[Brief] State the number of lines that contain the word "JSON", and add nothing else.

## start Dataset entries

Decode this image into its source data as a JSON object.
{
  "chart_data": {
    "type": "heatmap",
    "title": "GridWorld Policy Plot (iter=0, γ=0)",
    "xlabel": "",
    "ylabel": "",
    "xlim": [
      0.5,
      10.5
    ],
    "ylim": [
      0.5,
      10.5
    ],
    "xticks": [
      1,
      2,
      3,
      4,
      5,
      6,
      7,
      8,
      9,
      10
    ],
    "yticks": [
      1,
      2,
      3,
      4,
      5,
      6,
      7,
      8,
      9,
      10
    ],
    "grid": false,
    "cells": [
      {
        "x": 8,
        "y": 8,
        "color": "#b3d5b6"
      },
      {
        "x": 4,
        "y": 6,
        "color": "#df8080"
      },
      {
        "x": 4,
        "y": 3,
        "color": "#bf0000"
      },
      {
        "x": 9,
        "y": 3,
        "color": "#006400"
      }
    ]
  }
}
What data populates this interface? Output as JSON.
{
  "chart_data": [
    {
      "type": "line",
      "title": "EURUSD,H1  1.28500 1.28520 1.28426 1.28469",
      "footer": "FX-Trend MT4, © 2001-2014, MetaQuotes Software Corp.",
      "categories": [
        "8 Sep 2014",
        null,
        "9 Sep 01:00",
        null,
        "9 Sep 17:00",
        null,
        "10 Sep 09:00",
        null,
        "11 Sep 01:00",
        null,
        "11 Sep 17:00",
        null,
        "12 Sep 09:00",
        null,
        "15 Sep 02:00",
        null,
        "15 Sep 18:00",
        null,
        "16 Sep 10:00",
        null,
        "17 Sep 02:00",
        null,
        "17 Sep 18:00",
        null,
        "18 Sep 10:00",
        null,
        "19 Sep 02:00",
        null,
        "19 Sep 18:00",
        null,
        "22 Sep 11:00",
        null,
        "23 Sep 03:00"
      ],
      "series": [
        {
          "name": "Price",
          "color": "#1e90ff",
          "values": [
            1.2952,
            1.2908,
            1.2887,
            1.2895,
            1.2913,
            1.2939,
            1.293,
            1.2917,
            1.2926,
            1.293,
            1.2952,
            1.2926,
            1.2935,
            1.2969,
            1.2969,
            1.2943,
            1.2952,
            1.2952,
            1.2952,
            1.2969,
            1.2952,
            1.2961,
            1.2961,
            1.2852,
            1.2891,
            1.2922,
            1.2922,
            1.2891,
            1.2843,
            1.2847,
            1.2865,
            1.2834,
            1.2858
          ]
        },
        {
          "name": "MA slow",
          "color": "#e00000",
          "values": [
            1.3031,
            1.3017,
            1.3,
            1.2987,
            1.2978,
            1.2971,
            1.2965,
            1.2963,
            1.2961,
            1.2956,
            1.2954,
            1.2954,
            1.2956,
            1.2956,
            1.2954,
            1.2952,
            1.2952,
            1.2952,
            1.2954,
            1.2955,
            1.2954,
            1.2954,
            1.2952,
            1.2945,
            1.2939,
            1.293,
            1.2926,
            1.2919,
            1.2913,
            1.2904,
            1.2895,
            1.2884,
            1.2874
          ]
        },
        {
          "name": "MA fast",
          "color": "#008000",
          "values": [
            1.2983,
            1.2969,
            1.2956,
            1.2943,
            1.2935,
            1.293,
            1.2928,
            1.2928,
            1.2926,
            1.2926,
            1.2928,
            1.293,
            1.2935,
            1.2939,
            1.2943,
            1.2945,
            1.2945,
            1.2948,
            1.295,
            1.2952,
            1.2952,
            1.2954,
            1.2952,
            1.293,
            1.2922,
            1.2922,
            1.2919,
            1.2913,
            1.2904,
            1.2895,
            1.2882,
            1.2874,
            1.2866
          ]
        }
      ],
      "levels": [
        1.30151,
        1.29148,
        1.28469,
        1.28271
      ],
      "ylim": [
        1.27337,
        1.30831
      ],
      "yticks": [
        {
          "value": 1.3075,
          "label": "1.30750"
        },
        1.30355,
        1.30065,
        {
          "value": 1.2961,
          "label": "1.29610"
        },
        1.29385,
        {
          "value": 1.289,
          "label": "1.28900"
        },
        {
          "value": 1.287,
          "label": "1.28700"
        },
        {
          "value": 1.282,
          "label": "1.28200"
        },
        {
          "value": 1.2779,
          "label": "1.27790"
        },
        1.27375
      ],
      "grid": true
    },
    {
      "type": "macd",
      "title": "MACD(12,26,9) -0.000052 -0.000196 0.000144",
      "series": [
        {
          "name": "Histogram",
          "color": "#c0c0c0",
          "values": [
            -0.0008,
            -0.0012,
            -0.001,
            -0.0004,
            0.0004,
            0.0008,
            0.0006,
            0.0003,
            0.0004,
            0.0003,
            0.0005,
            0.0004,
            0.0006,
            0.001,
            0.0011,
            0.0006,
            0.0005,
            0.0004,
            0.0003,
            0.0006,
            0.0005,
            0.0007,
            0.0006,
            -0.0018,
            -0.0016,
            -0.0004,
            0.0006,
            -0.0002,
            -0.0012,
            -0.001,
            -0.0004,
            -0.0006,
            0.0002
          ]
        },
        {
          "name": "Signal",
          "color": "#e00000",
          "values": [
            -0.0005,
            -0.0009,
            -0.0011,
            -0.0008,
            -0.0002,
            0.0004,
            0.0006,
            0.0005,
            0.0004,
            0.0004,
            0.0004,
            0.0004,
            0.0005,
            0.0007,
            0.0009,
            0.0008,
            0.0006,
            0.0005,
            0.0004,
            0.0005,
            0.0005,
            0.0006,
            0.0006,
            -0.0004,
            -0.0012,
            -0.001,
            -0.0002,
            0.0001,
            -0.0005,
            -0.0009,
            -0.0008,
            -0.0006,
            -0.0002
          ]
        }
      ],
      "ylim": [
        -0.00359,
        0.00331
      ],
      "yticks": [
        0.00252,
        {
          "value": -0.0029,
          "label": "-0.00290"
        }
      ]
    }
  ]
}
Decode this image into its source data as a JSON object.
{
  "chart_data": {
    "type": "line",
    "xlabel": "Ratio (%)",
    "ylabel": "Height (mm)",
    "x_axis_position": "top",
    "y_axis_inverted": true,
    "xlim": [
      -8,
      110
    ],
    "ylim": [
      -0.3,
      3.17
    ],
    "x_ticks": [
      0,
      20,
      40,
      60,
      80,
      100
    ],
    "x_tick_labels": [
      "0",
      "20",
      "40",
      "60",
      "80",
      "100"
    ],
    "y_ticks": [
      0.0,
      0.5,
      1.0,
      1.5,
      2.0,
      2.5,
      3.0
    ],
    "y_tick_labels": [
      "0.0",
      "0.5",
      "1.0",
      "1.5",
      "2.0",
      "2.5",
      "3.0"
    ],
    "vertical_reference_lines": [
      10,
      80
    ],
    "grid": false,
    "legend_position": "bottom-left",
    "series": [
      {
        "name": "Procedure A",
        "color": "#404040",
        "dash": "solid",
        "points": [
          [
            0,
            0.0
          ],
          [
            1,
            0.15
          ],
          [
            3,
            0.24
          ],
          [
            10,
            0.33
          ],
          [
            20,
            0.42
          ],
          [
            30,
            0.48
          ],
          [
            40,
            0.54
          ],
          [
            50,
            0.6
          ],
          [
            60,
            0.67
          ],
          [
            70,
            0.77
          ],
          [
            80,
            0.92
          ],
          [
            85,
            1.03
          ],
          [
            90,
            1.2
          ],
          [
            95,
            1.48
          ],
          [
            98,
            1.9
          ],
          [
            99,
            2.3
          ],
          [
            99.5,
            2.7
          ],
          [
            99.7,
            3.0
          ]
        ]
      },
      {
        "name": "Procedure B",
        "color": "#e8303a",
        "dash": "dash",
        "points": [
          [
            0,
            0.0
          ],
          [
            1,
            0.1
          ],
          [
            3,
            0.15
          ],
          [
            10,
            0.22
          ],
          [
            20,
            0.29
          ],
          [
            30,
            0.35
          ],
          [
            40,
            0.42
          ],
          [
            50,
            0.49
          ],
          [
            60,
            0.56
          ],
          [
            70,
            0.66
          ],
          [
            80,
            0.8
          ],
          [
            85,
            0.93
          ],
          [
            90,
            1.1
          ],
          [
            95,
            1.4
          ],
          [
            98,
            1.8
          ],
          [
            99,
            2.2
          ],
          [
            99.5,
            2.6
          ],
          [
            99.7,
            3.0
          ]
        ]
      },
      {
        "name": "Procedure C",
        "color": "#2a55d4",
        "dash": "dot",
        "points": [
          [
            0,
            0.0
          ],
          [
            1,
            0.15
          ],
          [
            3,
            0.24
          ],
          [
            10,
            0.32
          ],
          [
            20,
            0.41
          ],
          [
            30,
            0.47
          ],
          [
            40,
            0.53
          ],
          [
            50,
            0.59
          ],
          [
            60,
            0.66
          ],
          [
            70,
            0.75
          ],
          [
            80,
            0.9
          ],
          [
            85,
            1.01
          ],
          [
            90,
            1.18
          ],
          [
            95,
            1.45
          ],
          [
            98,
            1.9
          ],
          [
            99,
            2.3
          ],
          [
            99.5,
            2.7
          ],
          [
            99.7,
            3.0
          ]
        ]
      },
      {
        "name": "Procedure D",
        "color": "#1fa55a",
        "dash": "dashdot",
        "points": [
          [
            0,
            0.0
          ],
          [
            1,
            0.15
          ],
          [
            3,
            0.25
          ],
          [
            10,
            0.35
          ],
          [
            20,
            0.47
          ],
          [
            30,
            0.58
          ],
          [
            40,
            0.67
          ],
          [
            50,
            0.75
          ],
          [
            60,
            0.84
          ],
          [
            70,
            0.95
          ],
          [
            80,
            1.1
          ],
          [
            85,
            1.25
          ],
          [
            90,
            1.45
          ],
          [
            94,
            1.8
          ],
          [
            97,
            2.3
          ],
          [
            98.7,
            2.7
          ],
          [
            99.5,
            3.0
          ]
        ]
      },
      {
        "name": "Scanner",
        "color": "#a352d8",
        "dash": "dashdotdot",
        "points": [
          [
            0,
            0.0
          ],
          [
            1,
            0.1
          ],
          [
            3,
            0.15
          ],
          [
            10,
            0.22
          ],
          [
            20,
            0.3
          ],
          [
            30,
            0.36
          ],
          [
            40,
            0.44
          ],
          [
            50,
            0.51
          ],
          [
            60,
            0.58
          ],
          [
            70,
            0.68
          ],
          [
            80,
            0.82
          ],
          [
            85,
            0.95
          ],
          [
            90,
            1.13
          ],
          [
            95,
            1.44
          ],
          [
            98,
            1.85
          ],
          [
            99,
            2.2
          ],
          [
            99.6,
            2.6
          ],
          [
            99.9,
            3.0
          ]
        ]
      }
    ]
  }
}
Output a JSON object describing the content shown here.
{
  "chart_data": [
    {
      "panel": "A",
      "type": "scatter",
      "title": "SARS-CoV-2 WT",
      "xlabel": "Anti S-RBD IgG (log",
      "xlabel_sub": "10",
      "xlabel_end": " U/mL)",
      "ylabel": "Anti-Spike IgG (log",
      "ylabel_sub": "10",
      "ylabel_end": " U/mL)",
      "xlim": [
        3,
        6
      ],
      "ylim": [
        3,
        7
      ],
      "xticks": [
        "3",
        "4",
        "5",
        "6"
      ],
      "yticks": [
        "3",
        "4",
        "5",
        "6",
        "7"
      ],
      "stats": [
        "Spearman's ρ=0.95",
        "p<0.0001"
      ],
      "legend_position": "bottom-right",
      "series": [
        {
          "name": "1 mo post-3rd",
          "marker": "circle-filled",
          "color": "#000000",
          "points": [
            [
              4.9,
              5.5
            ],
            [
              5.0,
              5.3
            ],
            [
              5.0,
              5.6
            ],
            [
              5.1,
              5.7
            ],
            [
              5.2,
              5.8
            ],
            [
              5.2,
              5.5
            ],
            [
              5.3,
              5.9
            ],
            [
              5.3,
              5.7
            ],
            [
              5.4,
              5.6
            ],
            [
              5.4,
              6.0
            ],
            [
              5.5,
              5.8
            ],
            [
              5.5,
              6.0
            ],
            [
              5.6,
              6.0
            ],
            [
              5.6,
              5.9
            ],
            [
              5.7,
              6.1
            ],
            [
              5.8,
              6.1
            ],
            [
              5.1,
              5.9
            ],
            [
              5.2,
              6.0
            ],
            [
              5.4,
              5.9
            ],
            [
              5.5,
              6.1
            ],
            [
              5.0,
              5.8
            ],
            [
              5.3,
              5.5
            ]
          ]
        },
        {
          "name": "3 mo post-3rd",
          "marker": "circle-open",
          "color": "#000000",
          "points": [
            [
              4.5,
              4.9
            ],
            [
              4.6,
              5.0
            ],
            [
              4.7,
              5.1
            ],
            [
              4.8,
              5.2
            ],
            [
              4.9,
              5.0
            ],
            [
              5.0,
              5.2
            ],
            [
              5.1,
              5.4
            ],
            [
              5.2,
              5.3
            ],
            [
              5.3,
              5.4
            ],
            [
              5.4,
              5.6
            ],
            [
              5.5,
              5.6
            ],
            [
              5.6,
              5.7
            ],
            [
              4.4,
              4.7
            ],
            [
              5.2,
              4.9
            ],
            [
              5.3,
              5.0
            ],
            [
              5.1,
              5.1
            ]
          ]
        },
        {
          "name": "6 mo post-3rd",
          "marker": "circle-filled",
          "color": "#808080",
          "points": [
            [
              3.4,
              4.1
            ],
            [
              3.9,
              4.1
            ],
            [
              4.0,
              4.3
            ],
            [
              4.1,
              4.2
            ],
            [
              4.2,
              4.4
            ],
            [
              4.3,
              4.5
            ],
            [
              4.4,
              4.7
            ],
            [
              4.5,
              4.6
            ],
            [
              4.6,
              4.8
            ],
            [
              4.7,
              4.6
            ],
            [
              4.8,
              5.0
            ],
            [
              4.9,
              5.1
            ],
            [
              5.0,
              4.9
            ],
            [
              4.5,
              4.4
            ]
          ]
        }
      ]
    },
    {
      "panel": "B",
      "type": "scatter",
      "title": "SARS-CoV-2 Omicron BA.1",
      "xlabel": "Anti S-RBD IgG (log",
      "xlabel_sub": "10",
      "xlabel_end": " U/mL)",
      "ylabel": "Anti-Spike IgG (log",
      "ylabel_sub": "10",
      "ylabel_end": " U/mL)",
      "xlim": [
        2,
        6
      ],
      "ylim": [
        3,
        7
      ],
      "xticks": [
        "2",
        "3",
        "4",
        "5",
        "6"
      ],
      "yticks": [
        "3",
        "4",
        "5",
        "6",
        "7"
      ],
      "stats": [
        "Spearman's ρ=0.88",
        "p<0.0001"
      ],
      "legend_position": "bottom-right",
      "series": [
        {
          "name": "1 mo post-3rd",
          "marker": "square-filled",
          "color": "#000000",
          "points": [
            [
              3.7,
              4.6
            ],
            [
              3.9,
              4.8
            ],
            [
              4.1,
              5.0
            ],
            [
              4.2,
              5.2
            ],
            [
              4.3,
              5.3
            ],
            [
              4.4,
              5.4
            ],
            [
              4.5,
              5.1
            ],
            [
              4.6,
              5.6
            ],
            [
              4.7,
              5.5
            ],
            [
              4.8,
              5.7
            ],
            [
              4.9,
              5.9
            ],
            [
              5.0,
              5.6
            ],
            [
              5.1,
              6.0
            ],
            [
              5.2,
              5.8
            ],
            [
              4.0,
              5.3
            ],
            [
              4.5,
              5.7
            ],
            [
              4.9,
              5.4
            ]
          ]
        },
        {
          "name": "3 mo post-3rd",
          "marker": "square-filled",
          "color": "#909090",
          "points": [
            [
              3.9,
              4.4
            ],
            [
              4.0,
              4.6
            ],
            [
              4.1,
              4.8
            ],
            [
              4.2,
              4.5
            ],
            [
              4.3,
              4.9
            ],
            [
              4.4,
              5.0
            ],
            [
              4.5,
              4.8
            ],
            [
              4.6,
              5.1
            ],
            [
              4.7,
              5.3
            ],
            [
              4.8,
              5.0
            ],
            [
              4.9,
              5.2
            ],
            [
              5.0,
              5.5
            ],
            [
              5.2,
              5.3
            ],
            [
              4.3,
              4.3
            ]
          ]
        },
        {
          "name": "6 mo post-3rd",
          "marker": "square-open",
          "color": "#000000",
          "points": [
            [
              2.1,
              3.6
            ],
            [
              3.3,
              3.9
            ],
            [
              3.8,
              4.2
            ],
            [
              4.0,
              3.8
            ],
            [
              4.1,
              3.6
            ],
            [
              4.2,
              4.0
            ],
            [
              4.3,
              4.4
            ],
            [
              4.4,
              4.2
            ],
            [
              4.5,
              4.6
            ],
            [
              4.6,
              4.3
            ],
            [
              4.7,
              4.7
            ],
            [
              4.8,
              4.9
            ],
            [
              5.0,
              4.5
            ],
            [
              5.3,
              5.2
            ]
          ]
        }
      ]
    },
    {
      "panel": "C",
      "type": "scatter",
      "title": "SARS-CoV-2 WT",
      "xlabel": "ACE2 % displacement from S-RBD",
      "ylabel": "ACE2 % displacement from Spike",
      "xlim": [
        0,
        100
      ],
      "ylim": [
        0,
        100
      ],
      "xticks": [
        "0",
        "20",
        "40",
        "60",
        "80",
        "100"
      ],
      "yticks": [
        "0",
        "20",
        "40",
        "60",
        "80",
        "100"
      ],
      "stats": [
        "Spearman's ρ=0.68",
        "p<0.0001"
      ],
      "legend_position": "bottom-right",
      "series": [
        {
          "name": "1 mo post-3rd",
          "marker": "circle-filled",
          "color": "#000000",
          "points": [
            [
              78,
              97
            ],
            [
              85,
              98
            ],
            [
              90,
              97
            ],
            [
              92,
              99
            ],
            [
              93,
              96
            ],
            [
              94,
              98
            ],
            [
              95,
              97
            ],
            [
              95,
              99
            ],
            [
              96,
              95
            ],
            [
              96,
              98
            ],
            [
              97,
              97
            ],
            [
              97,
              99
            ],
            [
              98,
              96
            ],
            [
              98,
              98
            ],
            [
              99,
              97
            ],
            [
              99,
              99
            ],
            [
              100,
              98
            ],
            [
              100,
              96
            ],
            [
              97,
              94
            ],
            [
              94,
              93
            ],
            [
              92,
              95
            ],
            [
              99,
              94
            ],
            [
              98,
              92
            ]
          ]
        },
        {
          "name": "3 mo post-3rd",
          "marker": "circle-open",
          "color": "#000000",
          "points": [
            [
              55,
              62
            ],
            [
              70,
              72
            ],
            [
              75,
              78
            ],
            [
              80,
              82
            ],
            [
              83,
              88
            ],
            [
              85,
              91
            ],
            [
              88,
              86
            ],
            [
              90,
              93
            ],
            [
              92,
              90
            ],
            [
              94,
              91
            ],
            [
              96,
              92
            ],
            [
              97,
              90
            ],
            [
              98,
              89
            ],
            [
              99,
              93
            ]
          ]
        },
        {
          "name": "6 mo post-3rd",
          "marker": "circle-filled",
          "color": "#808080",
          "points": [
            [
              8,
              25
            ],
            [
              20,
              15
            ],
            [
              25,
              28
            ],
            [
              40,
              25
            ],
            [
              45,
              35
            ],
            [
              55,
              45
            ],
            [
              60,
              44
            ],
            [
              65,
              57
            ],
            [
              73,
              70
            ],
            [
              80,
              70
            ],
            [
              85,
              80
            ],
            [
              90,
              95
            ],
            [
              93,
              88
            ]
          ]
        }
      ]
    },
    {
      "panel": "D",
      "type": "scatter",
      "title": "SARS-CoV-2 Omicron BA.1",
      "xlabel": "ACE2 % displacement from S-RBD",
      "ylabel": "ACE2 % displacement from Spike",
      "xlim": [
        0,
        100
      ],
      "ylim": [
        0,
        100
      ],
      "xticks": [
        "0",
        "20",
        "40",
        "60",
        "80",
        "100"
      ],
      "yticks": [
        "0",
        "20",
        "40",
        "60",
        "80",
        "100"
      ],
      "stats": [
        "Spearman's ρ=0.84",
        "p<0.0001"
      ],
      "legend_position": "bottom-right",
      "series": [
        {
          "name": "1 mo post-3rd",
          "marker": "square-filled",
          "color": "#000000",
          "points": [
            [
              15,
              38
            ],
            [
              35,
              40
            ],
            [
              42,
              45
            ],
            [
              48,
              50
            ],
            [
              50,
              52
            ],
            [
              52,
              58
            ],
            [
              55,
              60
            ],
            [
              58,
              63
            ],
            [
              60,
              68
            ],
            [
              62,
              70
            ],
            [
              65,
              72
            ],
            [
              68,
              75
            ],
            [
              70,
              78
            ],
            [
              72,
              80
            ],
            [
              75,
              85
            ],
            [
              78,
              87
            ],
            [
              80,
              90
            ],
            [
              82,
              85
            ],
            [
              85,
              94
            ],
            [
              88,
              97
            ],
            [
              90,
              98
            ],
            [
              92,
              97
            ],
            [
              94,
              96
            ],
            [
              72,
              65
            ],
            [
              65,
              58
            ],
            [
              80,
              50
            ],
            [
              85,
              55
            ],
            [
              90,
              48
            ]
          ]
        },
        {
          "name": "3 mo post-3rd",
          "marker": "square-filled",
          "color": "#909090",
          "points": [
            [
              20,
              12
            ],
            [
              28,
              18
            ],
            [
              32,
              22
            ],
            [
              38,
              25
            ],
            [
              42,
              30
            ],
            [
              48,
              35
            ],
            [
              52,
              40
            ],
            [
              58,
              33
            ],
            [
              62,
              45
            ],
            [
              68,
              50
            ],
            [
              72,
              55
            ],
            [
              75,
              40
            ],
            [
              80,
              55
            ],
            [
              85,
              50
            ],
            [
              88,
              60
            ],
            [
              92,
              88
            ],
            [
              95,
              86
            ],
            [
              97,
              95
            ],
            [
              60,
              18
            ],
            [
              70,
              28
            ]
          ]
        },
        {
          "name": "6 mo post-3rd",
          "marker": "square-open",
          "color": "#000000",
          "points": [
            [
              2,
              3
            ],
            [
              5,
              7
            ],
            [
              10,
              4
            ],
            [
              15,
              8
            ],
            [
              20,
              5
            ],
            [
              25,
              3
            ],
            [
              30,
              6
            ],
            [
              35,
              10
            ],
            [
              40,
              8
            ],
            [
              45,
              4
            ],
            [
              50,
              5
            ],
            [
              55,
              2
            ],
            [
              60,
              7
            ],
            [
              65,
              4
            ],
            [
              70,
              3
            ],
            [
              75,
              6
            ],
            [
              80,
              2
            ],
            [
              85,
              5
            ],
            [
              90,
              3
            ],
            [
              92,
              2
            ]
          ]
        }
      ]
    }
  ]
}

## end Dataset entries

[Problem solution] 4